Determine which lines of the records include the word "dependency", and copy them.

[Dataset items]
--- Start ---

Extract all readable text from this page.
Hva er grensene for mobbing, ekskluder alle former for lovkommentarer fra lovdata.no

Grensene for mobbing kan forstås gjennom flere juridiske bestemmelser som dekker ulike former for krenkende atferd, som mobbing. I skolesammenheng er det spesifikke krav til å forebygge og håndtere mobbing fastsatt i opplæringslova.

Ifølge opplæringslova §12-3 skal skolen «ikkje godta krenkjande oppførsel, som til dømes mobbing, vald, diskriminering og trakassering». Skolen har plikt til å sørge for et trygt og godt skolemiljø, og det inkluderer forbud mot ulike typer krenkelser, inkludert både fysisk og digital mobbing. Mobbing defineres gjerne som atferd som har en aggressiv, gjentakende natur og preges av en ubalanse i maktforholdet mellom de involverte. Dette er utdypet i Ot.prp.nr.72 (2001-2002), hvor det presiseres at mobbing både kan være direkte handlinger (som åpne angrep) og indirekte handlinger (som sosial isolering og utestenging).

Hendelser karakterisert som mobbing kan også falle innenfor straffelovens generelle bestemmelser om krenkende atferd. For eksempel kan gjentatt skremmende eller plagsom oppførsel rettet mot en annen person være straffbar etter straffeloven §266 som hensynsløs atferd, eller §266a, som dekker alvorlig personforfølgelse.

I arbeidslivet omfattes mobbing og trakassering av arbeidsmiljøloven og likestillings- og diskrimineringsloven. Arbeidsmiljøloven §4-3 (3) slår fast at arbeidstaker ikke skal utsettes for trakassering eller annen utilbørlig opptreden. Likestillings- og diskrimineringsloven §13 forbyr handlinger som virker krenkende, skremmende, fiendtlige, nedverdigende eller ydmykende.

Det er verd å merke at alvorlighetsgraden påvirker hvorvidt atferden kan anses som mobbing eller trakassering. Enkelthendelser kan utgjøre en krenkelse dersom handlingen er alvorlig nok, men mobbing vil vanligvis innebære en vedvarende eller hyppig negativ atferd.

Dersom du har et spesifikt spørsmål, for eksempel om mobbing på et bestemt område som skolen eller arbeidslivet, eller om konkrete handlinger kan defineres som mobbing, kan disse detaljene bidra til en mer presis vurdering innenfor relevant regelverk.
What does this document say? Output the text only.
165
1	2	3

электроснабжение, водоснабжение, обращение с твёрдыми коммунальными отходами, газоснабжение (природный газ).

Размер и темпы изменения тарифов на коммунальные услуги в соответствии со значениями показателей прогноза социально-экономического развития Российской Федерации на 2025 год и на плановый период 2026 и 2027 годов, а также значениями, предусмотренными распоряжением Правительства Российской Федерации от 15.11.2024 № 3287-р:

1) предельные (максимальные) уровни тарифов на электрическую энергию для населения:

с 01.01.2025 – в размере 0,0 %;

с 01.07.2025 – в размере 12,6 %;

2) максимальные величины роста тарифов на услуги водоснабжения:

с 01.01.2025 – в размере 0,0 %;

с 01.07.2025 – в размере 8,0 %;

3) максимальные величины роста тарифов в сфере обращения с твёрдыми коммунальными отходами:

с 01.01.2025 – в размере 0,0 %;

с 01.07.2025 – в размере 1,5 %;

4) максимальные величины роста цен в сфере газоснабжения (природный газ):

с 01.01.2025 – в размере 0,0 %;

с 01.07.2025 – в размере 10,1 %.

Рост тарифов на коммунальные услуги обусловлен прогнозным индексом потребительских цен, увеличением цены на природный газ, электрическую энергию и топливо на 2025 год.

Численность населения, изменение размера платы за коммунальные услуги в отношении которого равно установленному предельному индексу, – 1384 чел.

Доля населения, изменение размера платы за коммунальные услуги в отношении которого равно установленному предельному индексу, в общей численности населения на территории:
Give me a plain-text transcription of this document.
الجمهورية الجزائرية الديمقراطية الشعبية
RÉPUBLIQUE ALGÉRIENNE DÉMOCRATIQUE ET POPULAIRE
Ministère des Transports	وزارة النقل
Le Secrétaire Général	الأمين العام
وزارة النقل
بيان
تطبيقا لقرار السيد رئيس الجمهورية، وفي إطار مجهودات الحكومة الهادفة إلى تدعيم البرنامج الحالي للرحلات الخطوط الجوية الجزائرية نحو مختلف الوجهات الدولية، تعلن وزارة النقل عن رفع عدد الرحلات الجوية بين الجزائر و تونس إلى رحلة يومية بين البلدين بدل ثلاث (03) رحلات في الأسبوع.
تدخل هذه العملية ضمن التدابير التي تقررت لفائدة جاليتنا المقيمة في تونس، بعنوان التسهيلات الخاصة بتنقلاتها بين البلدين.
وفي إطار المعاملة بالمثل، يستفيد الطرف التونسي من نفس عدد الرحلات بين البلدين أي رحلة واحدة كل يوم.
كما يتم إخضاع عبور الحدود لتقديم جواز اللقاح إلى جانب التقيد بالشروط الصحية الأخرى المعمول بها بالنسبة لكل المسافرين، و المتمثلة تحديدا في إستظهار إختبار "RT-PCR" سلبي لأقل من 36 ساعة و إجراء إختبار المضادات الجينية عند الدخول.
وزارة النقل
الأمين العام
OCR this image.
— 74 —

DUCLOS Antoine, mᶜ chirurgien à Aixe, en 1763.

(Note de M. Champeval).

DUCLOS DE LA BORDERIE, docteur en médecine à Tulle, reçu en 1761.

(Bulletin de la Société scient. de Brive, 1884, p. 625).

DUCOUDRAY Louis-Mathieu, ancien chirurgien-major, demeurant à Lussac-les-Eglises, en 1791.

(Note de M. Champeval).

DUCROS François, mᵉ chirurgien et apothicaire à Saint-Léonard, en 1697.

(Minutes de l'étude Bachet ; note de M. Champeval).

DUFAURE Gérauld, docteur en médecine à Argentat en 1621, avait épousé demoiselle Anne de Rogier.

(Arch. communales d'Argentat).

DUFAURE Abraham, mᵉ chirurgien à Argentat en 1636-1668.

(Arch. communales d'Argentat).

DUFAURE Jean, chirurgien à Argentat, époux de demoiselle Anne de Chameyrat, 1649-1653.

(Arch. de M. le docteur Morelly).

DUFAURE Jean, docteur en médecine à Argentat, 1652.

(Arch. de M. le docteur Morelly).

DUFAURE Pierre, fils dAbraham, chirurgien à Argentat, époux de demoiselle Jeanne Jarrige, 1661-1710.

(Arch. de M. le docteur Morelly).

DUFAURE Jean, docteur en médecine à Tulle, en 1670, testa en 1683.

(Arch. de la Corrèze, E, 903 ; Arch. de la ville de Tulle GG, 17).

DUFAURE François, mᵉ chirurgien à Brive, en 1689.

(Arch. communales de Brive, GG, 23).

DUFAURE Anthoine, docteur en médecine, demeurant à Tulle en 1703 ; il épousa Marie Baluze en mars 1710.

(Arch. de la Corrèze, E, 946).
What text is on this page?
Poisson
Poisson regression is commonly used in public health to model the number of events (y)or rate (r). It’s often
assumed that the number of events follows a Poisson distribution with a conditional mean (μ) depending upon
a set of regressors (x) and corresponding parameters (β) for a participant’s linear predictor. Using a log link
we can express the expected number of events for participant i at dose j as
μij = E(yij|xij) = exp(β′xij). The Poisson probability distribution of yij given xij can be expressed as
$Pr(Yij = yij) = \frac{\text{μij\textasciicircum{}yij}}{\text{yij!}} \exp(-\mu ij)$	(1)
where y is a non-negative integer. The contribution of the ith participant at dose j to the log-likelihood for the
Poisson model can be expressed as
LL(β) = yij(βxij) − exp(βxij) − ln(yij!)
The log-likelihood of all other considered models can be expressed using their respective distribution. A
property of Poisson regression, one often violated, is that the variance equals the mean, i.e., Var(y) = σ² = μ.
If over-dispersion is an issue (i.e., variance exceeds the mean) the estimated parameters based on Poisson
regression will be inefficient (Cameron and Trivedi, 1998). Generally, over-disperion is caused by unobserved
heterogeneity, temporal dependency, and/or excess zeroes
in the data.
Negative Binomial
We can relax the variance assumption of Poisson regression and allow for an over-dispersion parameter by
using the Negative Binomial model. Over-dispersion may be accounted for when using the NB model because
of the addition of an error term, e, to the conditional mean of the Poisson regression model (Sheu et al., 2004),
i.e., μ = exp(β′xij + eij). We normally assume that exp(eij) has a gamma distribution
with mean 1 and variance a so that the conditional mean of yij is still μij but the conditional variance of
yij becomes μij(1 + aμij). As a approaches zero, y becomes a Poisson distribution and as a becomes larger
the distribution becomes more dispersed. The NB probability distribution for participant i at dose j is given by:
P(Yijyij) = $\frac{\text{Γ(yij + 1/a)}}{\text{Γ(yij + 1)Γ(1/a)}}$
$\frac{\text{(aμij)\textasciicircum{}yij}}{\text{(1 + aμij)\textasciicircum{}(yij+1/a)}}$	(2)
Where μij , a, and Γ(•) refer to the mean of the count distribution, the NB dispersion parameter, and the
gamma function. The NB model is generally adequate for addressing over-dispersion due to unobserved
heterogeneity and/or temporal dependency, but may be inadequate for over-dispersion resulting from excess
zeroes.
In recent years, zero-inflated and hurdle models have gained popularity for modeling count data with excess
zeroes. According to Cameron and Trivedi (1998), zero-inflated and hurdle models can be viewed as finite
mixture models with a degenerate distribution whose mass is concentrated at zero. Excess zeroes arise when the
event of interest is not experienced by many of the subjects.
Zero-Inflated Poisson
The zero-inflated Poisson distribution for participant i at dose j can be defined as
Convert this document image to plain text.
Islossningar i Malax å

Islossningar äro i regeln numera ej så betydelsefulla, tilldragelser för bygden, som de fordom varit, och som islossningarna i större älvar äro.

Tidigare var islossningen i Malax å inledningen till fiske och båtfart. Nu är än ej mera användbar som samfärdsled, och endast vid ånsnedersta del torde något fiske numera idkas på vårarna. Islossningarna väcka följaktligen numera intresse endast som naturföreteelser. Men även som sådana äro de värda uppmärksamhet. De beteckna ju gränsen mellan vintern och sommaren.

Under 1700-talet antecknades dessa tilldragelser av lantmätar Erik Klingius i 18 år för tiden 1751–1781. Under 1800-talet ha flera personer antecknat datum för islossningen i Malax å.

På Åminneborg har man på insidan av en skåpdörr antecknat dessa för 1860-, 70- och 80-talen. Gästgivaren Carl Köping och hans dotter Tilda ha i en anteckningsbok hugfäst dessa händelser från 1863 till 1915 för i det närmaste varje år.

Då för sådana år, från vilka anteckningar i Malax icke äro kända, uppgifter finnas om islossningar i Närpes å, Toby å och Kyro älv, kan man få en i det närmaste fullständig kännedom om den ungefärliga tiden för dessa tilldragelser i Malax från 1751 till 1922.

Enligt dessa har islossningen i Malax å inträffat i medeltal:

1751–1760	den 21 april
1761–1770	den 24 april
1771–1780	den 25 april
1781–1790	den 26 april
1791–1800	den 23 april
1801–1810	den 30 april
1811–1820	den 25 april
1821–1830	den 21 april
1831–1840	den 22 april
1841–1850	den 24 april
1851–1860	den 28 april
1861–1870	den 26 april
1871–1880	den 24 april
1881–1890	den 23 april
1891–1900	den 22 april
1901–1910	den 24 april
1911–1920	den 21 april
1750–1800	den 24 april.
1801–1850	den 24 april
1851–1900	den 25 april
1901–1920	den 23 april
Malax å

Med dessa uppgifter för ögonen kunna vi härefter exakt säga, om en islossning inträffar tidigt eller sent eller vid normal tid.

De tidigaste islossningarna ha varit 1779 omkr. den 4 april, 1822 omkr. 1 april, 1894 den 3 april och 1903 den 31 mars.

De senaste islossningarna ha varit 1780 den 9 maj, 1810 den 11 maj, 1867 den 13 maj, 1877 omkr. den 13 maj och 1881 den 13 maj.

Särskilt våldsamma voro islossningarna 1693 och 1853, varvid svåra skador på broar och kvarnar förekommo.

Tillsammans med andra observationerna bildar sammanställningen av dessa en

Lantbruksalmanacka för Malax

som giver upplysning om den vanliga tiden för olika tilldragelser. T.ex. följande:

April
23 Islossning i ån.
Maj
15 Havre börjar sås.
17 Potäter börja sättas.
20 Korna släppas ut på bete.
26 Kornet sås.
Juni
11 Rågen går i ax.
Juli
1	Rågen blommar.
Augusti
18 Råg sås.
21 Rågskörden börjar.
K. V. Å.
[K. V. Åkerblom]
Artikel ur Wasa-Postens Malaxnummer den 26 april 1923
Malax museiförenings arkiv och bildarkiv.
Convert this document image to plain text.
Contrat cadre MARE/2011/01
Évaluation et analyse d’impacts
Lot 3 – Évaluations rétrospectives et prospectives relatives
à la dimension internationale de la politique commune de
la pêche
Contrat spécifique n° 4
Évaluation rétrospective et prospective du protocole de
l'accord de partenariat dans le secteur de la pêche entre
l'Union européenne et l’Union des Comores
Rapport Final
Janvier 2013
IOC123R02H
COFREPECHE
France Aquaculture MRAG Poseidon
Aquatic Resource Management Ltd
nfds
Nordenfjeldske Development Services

--- End ---

#### WRITTEN RESPONSE:
heterogeneity, temporal dependency, and/or excess zeroes
heterogeneity and/or temporal dependency, but may be inadequate for over-dispersion resulting from excess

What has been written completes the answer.